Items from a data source
··········
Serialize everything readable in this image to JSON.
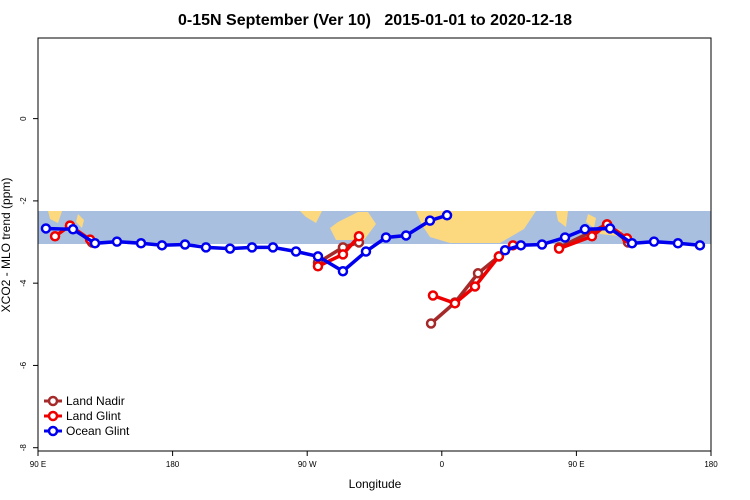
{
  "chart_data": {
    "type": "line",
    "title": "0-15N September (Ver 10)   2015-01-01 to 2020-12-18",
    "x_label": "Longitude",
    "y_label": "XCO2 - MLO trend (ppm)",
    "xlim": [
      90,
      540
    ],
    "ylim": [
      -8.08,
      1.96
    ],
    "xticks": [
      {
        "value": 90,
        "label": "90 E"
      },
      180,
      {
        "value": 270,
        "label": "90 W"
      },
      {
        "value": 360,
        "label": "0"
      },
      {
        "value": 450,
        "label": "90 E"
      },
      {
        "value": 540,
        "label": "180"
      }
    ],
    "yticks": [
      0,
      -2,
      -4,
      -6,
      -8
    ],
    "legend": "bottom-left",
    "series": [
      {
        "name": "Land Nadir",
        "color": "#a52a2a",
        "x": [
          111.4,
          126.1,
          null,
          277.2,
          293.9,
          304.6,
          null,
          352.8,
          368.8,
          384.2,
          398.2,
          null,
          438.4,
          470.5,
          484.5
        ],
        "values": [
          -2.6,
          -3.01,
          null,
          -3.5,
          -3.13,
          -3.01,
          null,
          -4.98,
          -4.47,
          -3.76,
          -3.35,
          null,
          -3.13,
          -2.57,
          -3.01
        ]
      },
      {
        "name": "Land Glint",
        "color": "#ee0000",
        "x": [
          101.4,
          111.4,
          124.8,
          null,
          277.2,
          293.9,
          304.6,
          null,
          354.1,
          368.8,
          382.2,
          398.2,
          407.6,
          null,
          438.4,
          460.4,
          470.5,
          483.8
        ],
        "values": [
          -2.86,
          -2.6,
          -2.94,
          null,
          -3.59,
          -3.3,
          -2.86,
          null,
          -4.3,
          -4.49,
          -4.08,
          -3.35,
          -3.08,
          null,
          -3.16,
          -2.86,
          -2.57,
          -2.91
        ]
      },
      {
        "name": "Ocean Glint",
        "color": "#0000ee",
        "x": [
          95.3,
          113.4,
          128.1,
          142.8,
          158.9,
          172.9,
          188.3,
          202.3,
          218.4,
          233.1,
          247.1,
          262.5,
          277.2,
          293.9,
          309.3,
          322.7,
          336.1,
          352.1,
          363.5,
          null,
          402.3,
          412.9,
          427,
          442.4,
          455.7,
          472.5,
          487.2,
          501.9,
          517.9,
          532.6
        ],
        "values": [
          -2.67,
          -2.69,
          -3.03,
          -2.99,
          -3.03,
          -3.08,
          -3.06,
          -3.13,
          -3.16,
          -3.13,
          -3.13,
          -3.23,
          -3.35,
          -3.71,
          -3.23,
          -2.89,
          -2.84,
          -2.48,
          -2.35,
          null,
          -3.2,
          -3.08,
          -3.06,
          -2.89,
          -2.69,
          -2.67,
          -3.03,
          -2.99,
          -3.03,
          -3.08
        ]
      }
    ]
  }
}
··········
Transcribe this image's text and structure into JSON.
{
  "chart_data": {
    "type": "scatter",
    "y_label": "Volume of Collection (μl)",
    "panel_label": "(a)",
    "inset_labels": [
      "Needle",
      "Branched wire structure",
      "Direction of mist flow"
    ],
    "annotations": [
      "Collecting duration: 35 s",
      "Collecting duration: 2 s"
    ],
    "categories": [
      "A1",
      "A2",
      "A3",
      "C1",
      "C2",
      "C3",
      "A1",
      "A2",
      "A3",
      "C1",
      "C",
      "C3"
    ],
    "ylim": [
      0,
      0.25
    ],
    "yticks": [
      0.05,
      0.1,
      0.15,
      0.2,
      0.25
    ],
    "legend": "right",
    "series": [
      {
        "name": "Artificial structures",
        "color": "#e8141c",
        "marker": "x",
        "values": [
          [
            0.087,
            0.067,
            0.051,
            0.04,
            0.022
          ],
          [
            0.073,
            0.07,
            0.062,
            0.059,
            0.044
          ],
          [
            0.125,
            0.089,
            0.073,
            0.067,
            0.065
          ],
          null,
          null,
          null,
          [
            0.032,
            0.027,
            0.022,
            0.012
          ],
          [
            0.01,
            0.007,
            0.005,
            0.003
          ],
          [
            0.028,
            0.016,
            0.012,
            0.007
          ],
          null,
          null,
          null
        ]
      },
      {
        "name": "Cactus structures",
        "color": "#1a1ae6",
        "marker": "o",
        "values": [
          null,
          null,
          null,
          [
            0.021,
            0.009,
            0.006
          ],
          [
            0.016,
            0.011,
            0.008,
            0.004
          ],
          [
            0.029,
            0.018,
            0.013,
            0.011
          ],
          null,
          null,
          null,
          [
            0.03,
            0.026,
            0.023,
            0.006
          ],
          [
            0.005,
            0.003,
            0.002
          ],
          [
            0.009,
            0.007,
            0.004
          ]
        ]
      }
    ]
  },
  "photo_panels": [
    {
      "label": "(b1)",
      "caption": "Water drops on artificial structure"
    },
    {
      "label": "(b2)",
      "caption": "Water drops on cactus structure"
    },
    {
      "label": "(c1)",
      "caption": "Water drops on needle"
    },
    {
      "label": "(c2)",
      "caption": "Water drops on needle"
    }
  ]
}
··········
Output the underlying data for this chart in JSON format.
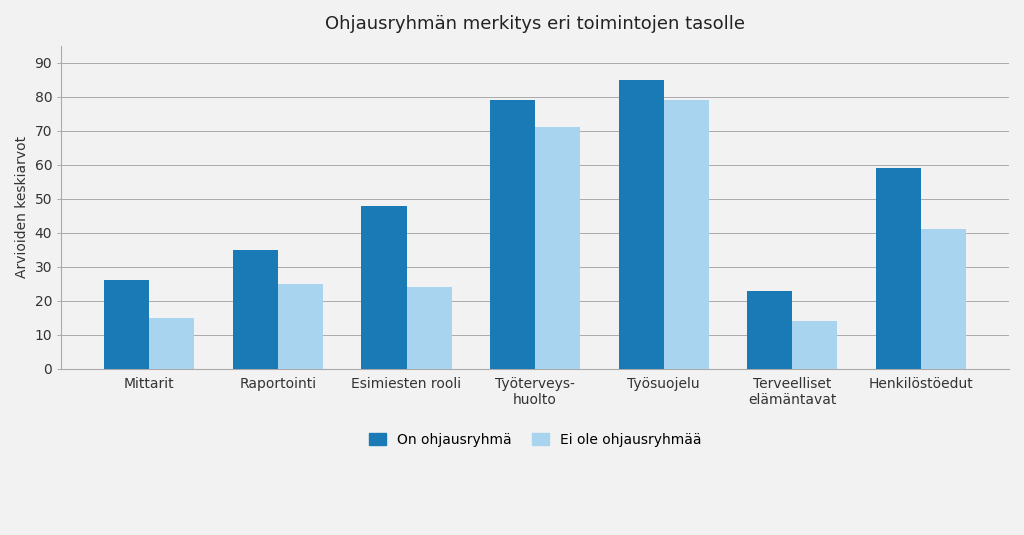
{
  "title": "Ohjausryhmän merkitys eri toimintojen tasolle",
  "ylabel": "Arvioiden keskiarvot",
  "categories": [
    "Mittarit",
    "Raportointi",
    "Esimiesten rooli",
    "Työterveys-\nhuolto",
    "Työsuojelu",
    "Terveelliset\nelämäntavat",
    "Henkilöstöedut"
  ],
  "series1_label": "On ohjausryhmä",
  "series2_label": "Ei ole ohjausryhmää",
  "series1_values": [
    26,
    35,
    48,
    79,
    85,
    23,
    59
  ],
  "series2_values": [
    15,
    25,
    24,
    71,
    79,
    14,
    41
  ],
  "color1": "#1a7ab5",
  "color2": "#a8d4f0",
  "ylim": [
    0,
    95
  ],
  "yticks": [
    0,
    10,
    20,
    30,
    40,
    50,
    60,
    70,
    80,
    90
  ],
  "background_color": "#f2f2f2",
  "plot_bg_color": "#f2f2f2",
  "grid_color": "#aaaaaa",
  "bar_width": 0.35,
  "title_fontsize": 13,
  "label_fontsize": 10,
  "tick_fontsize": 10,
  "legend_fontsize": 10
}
··········
> _What the task asks_
Tally the lines in the records above that contain the word "drops", and give only that number.

> _Result of this task_
4